Return all the data below as it stands, minus the pictures.

Records that describe figures
************
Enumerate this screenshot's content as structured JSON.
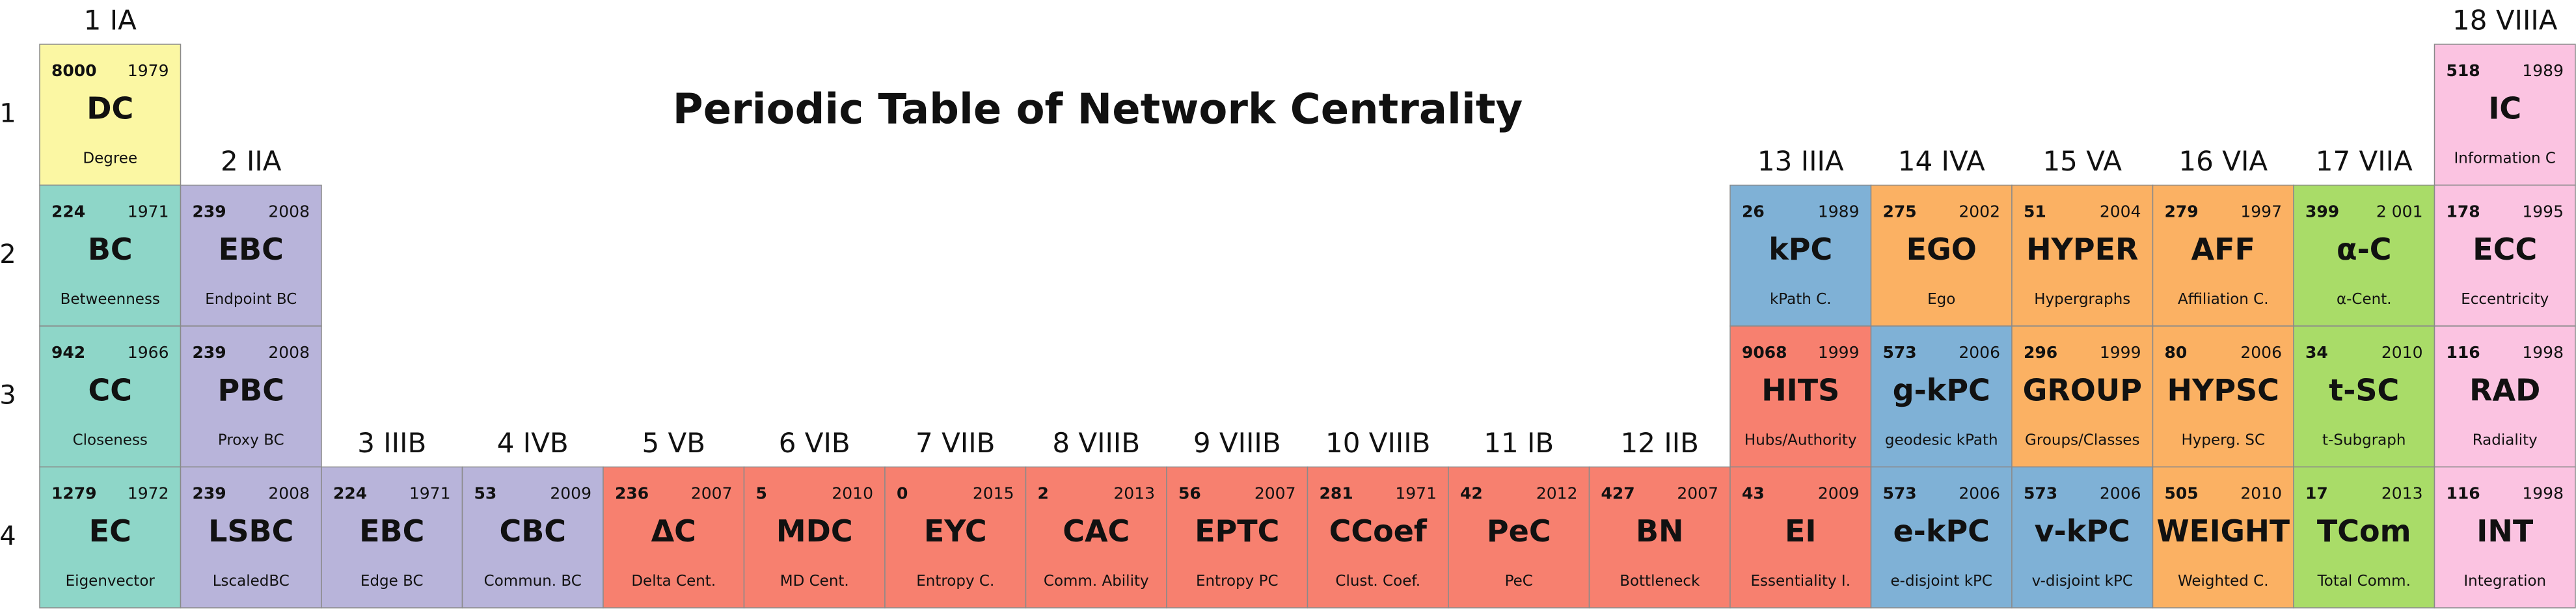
{
  "title": "Periodic Table of Network Centrality",
  "groups": [
    "1 IA",
    "2 IIA",
    "3 IIIB",
    "4 IVB",
    "5 VB",
    "6 VIB",
    "7 VIIB",
    "8 VIIIB",
    "9 VIIIB",
    "10 VIIIB",
    "11 IB",
    "12 IIB",
    "13 IIIA",
    "14 IVA",
    "15 VA",
    "16 VIA",
    "17 VIIA",
    "18 VIIIA"
  ],
  "periods": [
    {
      "label": 1,
      "cells": [
        {
          "count": 8000,
          "year": 1979,
          "symbol": "DC",
          "name": "Degree",
          "color": "#fbf7a3"
        },
        null,
        null,
        null,
        null,
        null,
        null,
        null,
        null,
        null,
        null,
        null,
        null,
        null,
        null,
        null,
        null,
        {
          "count": 518,
          "year": 1989,
          "symbol": "IC",
          "name": "Information C",
          "color": "#fbc3e1"
        }
      ]
    },
    {
      "label": 2,
      "cells": [
        {
          "count": 224,
          "year": 1971,
          "symbol": "BC",
          "name": "Betweenness",
          "color": "#8ed6c8"
        },
        {
          "count": 239,
          "year": 2008,
          "symbol": "EBC",
          "name": "Endpoint BC",
          "color": "#b8b4da"
        },
        null,
        null,
        null,
        null,
        null,
        null,
        null,
        null,
        null,
        null,
        {
          "count": 26,
          "year": 1989,
          "symbol": "kPC",
          "name": "kPath C.",
          "color": "#7fb1d6"
        },
        {
          "count": 275,
          "year": 2002,
          "symbol": "EGO",
          "name": "Ego",
          "color": "#fbb163"
        },
        {
          "count": 51,
          "year": 2004,
          "symbol": "HYPER",
          "name": "Hypergraphs",
          "color": "#fbb163"
        },
        {
          "count": 279,
          "year": 1997,
          "symbol": "AFF",
          "name": "Affiliation C.",
          "color": "#fbb163"
        },
        {
          "count": 399,
          "year": "2 001",
          "symbol": "α-C",
          "name": "α-Cent.",
          "color": "#a9dc68"
        },
        {
          "count": 178,
          "year": 1995,
          "symbol": "ECC",
          "name": "Eccentricity",
          "color": "#fbc3e1"
        }
      ]
    },
    {
      "label": 3,
      "cells": [
        {
          "count": 942,
          "year": 1966,
          "symbol": "CC",
          "name": "Closeness",
          "color": "#8ed6c8"
        },
        {
          "count": 239,
          "year": 2008,
          "symbol": "PBC",
          "name": "Proxy BC",
          "color": "#b8b4da"
        },
        null,
        null,
        null,
        null,
        null,
        null,
        null,
        null,
        null,
        null,
        {
          "count": 9068,
          "year": 1999,
          "symbol": "HITS",
          "name": "Hubs/Authority",
          "color": "#f7806f"
        },
        {
          "count": 573,
          "year": 2006,
          "symbol": "g-kPC",
          "name": "geodesic kPath",
          "color": "#7fb1d6"
        },
        {
          "count": 296,
          "year": 1999,
          "symbol": "GROUP",
          "name": "Groups/Classes",
          "color": "#fbb163"
        },
        {
          "count": 80,
          "year": 2006,
          "symbol": "HYPSC",
          "name": "Hyperg. SC",
          "color": "#fbb163"
        },
        {
          "count": 34,
          "year": 2010,
          "symbol": "t-SC",
          "name": "t-Subgraph",
          "color": "#a9dc68"
        },
        {
          "count": 116,
          "year": 1998,
          "symbol": "RAD",
          "name": "Radiality",
          "color": "#fbc3e1"
        }
      ]
    },
    {
      "label": 4,
      "cells": [
        {
          "count": 1279,
          "year": 1972,
          "symbol": "EC",
          "name": "Eigenvector",
          "color": "#8ed6c8"
        },
        {
          "count": 239,
          "year": 2008,
          "symbol": "LSBC",
          "name": "LscaledBC",
          "color": "#b8b4da"
        },
        {
          "count": 224,
          "year": 1971,
          "symbol": "EBC",
          "name": "Edge BC",
          "color": "#b8b4da"
        },
        {
          "count": 53,
          "year": 2009,
          "symbol": "CBC",
          "name": "Commun. BC",
          "color": "#b8b4da"
        },
        {
          "count": 236,
          "year": 2007,
          "symbol": "ΔC",
          "name": "Delta Cent.",
          "color": "#f7806f"
        },
        {
          "count": 5,
          "year": 2010,
          "symbol": "MDC",
          "name": "MD Cent.",
          "color": "#f7806f"
        },
        {
          "count": 0,
          "year": 2015,
          "symbol": "EYC",
          "name": "Entropy C.",
          "color": "#f7806f"
        },
        {
          "count": 2,
          "year": 2013,
          "symbol": "CAC",
          "name": "Comm. Ability",
          "color": "#f7806f"
        },
        {
          "count": 56,
          "year": 2007,
          "symbol": "EPTC",
          "name": "Entropy PC",
          "color": "#f7806f"
        },
        {
          "count": 281,
          "year": 1971,
          "symbol": "CCoef",
          "name": "Clust. Coef.",
          "color": "#f7806f"
        },
        {
          "count": 42,
          "year": 2012,
          "symbol": "PeC",
          "name": "PeC",
          "color": "#f7806f"
        },
        {
          "count": 427,
          "year": 2007,
          "symbol": "BN",
          "name": "Bottleneck",
          "color": "#f7806f"
        },
        {
          "count": 43,
          "year": 2009,
          "symbol": "EI",
          "name": "Essentiality I.",
          "color": "#f7806f"
        },
        {
          "count": 573,
          "year": 2006,
          "symbol": "e-kPC",
          "name": "e-disjoint kPC",
          "color": "#7fb1d6"
        },
        {
          "count": 573,
          "year": 2006,
          "symbol": "v-kPC",
          "name": "v-disjoint kPC",
          "color": "#7fb1d6"
        },
        {
          "count": 505,
          "year": 2010,
          "symbol": "WEIGHT",
          "name": "Weighted C.",
          "color": "#fbb163"
        },
        {
          "count": 17,
          "year": 2013,
          "symbol": "TCom",
          "name": "Total Comm.",
          "color": "#a9dc68"
        },
        {
          "count": 116,
          "year": 1998,
          "symbol": "INT",
          "name": "Integration",
          "color": "#fbc3e1"
        }
      ]
    }
  ]
}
************
— THE SOLUTION —
Enumerate this screenshot's content as structured JSON.
{
  "title": "Periodic Table of Network Centrality",
  "groups": [
    "1 IA",
    "2 IIA",
    "3 IIIB",
    "4 IVB",
    "5 VB",
    "6 VIB",
    "7 VIIB",
    "8 VIIIB",
    "9 VIIIB",
    "10 VIIIB",
    "11 IB",
    "12 IIB",
    "13 IIIA",
    "14 IVA",
    "15 VA",
    "16 VIA",
    "17 VIIA",
    "18 VIIIA"
  ],
  "periods": [
    {
      "label": 1,
      "cells": [
        {
          "count": 8000,
          "year": 1979,
          "symbol": "DC",
          "name": "Degree",
          "color": "#fbf7a3"
        },
        null,
        null,
        null,
        null,
        null,
        null,
        null,
        null,
        null,
        null,
        null,
        null,
        null,
        null,
        null,
        null,
        {
          "count": 518,
          "year": 1989,
          "symbol": "IC",
          "name": "Information C",
          "color": "#fbc3e1"
        }
      ]
    },
    {
      "label": 2,
      "cells": [
        {
          "count": 224,
          "year": 1971,
          "symbol": "BC",
          "name": "Betweenness",
          "color": "#8ed6c8"
        },
        {
          "count": 239,
          "year": 2008,
          "symbol": "EBC",
          "name": "Endpoint BC",
          "color": "#b8b4da"
        },
        null,
        null,
        null,
        null,
        null,
        null,
        null,
        null,
        null,
        null,
        {
          "count": 26,
          "year": 1989,
          "symbol": "kPC",
          "name": "kPath C.",
          "color": "#7fb1d6"
        },
        {
          "count": 275,
          "year": 2002,
          "symbol": "EGO",
          "name": "Ego",
          "color": "#fbb163"
        },
        {
          "count": 51,
          "year": 2004,
          "symbol": "HYPER",
          "name": "Hypergraphs",
          "color": "#fbb163"
        },
        {
          "count": 279,
          "year": 1997,
          "symbol": "AFF",
          "name": "Affiliation C.",
          "color": "#fbb163"
        },
        {
          "count": 399,
          "year": "2 001",
          "symbol": "α-C",
          "name": "α-Cent.",
          "color": "#a9dc68"
        },
        {
          "count": 178,
          "year": 1995,
          "symbol": "ECC",
          "name": "Eccentricity",
          "color": "#fbc3e1"
        }
      ]
    },
    {
      "label": 3,
      "cells": [
        {
          "count": 942,
          "year": 1966,
          "symbol": "CC",
          "name": "Closeness",
          "color": "#8ed6c8"
        },
        {
          "count": 239,
          "year": 2008,
          "symbol": "PBC",
          "name": "Proxy BC",
          "color": "#b8b4da"
        },
        null,
        null,
        null,
        null,
        null,
        null,
        null,
        null,
        null,
        null,
        {
          "count": 9068,
          "year": 1999,
          "symbol": "HITS",
          "name": "Hubs/Authority",
          "color": "#f7806f"
        },
        {
          "count": 573,
          "year": 2006,
          "symbol": "g-kPC",
          "name": "geodesic kPath",
          "color": "#7fb1d6"
        },
        {
          "count": 296,
          "year": 1999,
          "symbol": "GROUP",
          "name": "Groups/Classes",
          "color": "#fbb163"
        },
        {
          "count": 80,
          "year": 2006,
          "symbol": "HYPSC",
          "name": "Hyperg. SC",
          "color": "#fbb163"
        },
        {
          "count": 34,
          "year": 2010,
          "symbol": "t-SC",
          "name": "t-Subgraph",
          "color": "#a9dc68"
        },
        {
          "count": 116,
          "year": 1998,
          "symbol": "RAD",
          "name": "Radiality",
          "color": "#fbc3e1"
        }
      ]
    },
    {
      "label": 4,
      "cells": [
        {
          "count": 1279,
          "year": 1972,
          "symbol": "EC",
          "name": "Eigenvector",
          "color": "#8ed6c8"
        },
        {
          "count": 239,
          "year": 2008,
          "symbol": "LSBC",
          "name": "LscaledBC",
          "color": "#b8b4da"
        },
        {
          "count": 224,
          "year": 1971,
          "symbol": "EBC",
          "name": "Edge BC",
          "color": "#b8b4da"
        },
        {
          "count": 53,
          "year": 2009,
          "symbol": "CBC",
          "name": "Commun. BC",
          "color": "#b8b4da"
        },
        {
          "count": 236,
          "year": 2007,
          "symbol": "ΔC",
          "name": "Delta Cent.",
          "color": "#f7806f"
        },
        {
          "count": 5,
          "year": 2010,
          "symbol": "MDC",
          "name": "MD Cent.",
          "color": "#f7806f"
        },
        {
          "count": 0,
          "year": 2015,
          "symbol": "EYC",
          "name": "Entropy C.",
          "color": "#f7806f"
        },
        {
          "count": 2,
          "year": 2013,
          "symbol": "CAC",
          "name": "Comm. Ability",
          "color": "#f7806f"
        },
        {
          "count": 56,
          "year": 2007,
          "symbol": "EPTC",
          "name": "Entropy PC",
          "color": "#f7806f"
        },
        {
          "count": 281,
          "year": 1971,
          "symbol": "CCoef",
          "name": "Clust. Coef.",
          "color": "#f7806f"
        },
        {
          "count": 42,
          "year": 2012,
          "symbol": "PeC",
          "name": "PeC",
          "color": "#f7806f"
        },
        {
          "count": 427,
          "year": 2007,
          "symbol": "BN",
          "name": "Bottleneck",
          "color": "#f7806f"
        },
        {
          "count": 43,
          "year": 2009,
          "symbol": "EI",
          "name": "Essentiality I.",
          "color": "#f7806f"
        },
        {
          "count": 573,
          "year": 2006,
          "symbol": "e-kPC",
          "name": "e-disjoint kPC",
          "color": "#7fb1d6"
        },
        {
          "count": 573,
          "year": 2006,
          "symbol": "v-kPC",
          "name": "v-disjoint kPC",
          "color": "#7fb1d6"
        },
        {
          "count": 505,
          "year": 2010,
          "symbol": "WEIGHT",
          "name": "Weighted C.",
          "color": "#fbb163"
        },
        {
          "count": 17,
          "year": 2013,
          "symbol": "TCom",
          "name": "Total Comm.",
          "color": "#a9dc68"
        },
        {
          "count": 116,
          "year": 1998,
          "symbol": "INT",
          "name": "Integration",
          "color": "#fbc3e1"
        }
      ]
    }
  ]
}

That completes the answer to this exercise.